**EXERCISE REQUIREMENTS:**
Give the data again exactly as written, skipping any pictures.

**EXCERPTED DATA:**
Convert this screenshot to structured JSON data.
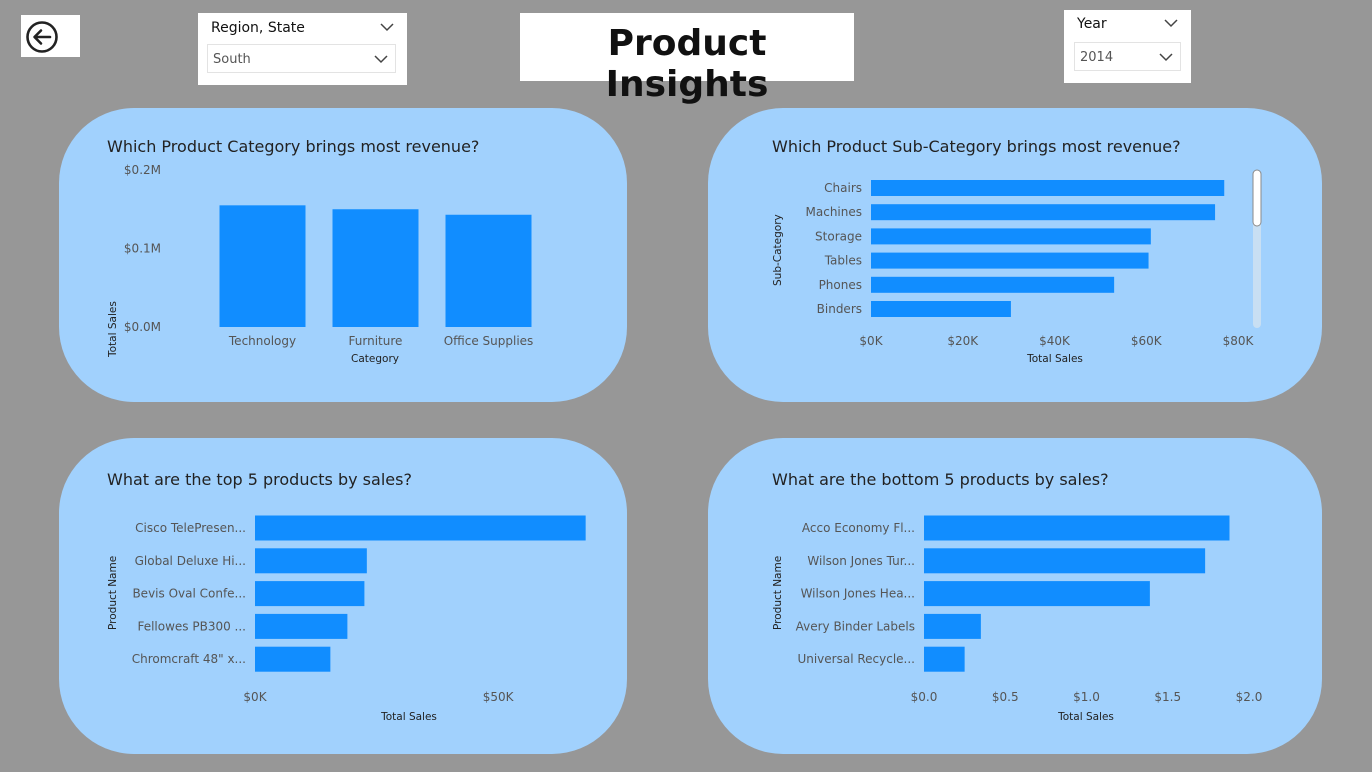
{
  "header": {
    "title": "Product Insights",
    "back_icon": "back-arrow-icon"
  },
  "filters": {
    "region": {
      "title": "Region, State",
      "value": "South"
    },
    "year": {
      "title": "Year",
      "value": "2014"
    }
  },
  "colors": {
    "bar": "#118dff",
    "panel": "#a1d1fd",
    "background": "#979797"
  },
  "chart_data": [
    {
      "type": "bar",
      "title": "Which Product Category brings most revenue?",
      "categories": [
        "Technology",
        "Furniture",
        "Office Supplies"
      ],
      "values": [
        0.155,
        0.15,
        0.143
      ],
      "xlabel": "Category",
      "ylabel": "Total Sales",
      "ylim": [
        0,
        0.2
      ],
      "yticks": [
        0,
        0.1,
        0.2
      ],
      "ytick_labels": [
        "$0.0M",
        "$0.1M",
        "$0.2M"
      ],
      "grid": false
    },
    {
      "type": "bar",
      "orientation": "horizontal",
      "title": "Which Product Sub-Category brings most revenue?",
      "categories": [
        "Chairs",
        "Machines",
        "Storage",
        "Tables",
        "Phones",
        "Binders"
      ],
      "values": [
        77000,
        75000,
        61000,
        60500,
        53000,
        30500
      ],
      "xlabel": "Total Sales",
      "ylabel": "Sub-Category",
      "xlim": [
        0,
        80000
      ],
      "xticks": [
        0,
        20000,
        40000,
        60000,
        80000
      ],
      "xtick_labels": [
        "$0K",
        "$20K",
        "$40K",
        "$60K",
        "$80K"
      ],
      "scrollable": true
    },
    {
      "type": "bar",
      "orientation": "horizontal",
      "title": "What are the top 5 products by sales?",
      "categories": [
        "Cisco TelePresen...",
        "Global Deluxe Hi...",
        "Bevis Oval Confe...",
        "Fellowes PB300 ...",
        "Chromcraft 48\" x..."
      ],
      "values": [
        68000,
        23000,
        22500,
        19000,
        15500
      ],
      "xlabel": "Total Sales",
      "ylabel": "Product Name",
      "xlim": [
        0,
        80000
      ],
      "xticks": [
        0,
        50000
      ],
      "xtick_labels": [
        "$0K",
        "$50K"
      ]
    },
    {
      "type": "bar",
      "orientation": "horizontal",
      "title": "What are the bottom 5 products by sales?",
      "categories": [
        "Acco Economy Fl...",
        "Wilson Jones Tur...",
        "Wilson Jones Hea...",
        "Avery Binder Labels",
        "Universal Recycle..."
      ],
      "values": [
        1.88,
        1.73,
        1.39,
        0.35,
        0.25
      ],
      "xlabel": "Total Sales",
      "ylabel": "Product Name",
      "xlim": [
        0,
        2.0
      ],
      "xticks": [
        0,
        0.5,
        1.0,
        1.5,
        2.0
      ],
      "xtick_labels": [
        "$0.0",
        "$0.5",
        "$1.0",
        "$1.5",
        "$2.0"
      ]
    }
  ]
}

**WRITTEN RESPONSE:**
Convert this screenshot to structured JSON data.
{
  "header": {
    "title": "Product Insights",
    "back_icon": "back-arrow-icon"
  },
  "filters": {
    "region": {
      "title": "Region, State",
      "value": "South"
    },
    "year": {
      "title": "Year",
      "value": "2014"
    }
  },
  "colors": {
    "bar": "#118dff",
    "panel": "#a1d1fd",
    "background": "#979797"
  },
  "chart_data": [
    {
      "type": "bar",
      "title": "Which Product Category brings most revenue?",
      "categories": [
        "Technology",
        "Furniture",
        "Office Supplies"
      ],
      "values": [
        0.155,
        0.15,
        0.143
      ],
      "xlabel": "Category",
      "ylabel": "Total Sales",
      "ylim": [
        0,
        0.2
      ],
      "yticks": [
        0,
        0.1,
        0.2
      ],
      "ytick_labels": [
        "$0.0M",
        "$0.1M",
        "$0.2M"
      ],
      "grid": false
    },
    {
      "type": "bar",
      "orientation": "horizontal",
      "title": "Which Product Sub-Category brings most revenue?",
      "categories": [
        "Chairs",
        "Machines",
        "Storage",
        "Tables",
        "Phones",
        "Binders"
      ],
      "values": [
        77000,
        75000,
        61000,
        60500,
        53000,
        30500
      ],
      "xlabel": "Total Sales",
      "ylabel": "Sub-Category",
      "xlim": [
        0,
        80000
      ],
      "xticks": [
        0,
        20000,
        40000,
        60000,
        80000
      ],
      "xtick_labels": [
        "$0K",
        "$20K",
        "$40K",
        "$60K",
        "$80K"
      ],
      "scrollable": true
    },
    {
      "type": "bar",
      "orientation": "horizontal",
      "title": "What are the top 5 products by sales?",
      "categories": [
        "Cisco TelePresen...",
        "Global Deluxe Hi...",
        "Bevis Oval Confe...",
        "Fellowes PB300 ...",
        "Chromcraft 48\" x..."
      ],
      "values": [
        68000,
        23000,
        22500,
        19000,
        15500
      ],
      "xlabel": "Total Sales",
      "ylabel": "Product Name",
      "xlim": [
        0,
        80000
      ],
      "xticks": [
        0,
        50000
      ],
      "xtick_labels": [
        "$0K",
        "$50K"
      ]
    },
    {
      "type": "bar",
      "orientation": "horizontal",
      "title": "What are the bottom 5 products by sales?",
      "categories": [
        "Acco Economy Fl...",
        "Wilson Jones Tur...",
        "Wilson Jones Hea...",
        "Avery Binder Labels",
        "Universal Recycle..."
      ],
      "values": [
        1.88,
        1.73,
        1.39,
        0.35,
        0.25
      ],
      "xlabel": "Total Sales",
      "ylabel": "Product Name",
      "xlim": [
        0,
        2.0
      ],
      "xticks": [
        0,
        0.5,
        1.0,
        1.5,
        2.0
      ],
      "xtick_labels": [
        "$0.0",
        "$0.5",
        "$1.0",
        "$1.5",
        "$2.0"
      ]
    }
  ]
}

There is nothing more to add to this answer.